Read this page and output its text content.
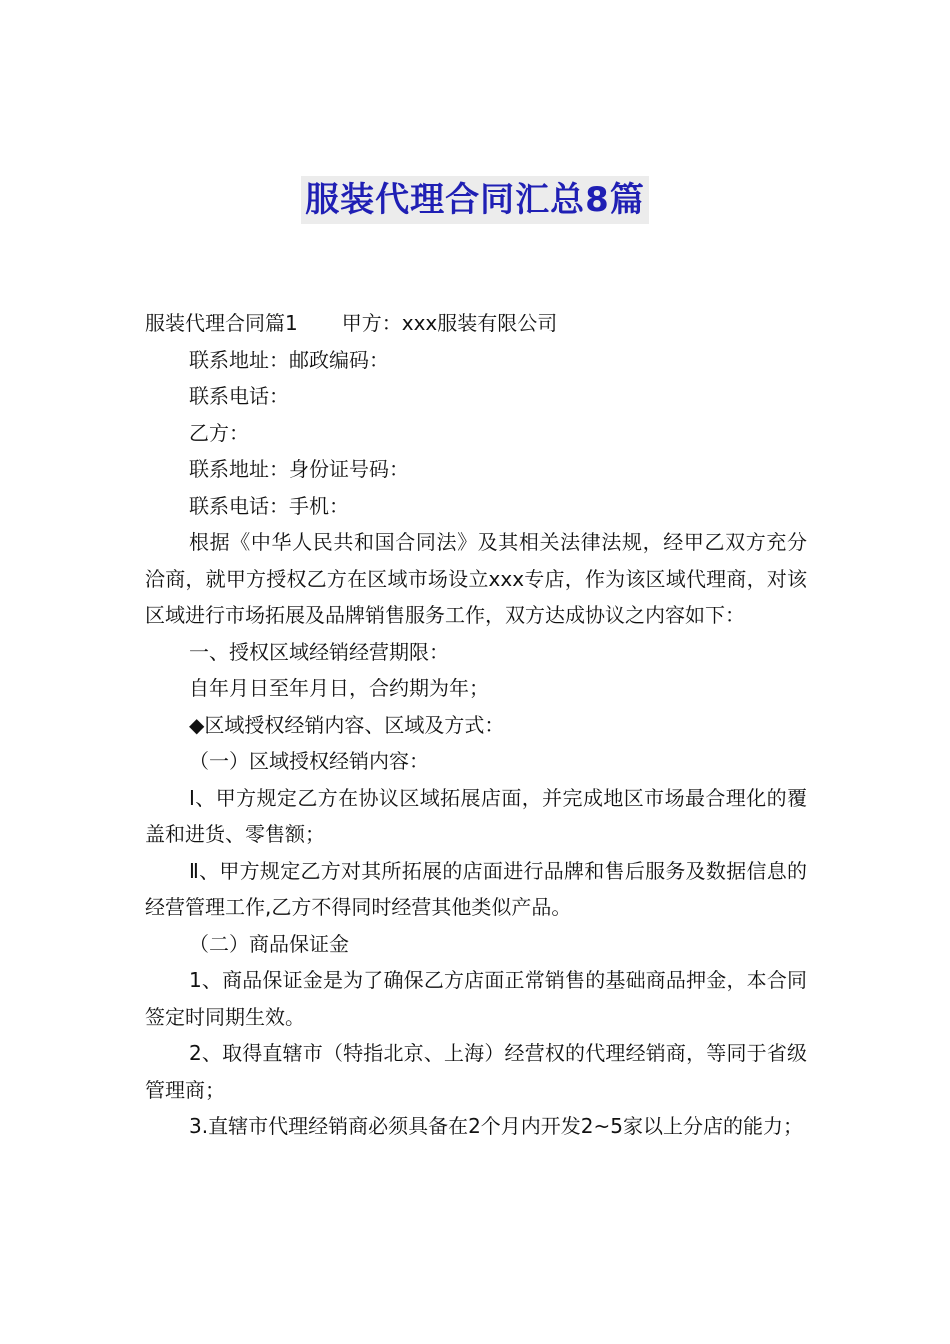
服装代理合同汇总8篇

服装代理合同篇1 甲方：xxx服装有限公司

联系地址：邮政编码：

联系电话：

乙方：

联系地址：身份证号码：

联系电话：手机：

根据《中华人民共和国合同法》及其相关法律法规，经甲乙双方充分洽商，就甲方授权乙方在区域市场设立xxx专店，作为该区域代理商，对该区域进行市场拓展及品牌销售服务工作，双方达成协议之内容如下：

一、授权区域经销经营期限：

自年月日至年月日，合约期为年；

◆区域授权经销内容、区域及方式：

（一）区域授权经销内容：

Ⅰ、甲方规定乙方在协议区域拓展店面，并完成地区市场最合理化的覆盖和进货、零售额；

Ⅱ、甲方规定乙方对其所拓展的店面进行品牌和售后服务及数据信息的经营管理工作,乙方不得同时经营其他类似产品。

（二）商品保证金

1、商品保证金是为了确保乙方店面正常销售的基础商品押金，本合同签定时同期生效。

2、取得直辖市（特指北京、上海）经营权的代理经销商，等同于省级管理商；

3.直辖市代理经销商必须具备在2个月内开发2~5家以上分店的能力；
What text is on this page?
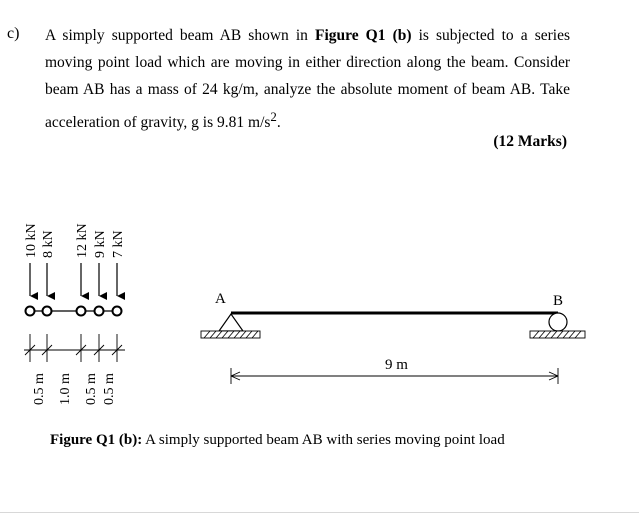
c) A simply supported beam AB shown in Figure Q1 (b) is subjected to a series moving point load which are moving in either direction along the beam. Consider beam AB has a mass of 24 kg/m, analyze the absolute moment of beam AB. Take acceleration of gravity, g is 9.81 $m/s^2$.
(12 Marks)
10 kN 8 kN 12 kN 9 kN 7 kN
0.5 m 1.0 m 0.5 m 0.5 m
A	B
9 m
Figure Q1 (b): A simply supported beam AB with series moving point load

::::::::::

■ **EXERCISE AIM**: Copy out every line of the listing that contains the string "this".

■ **FINISHED ANSWER**:
Read this page and output its text content.
What text is on this page?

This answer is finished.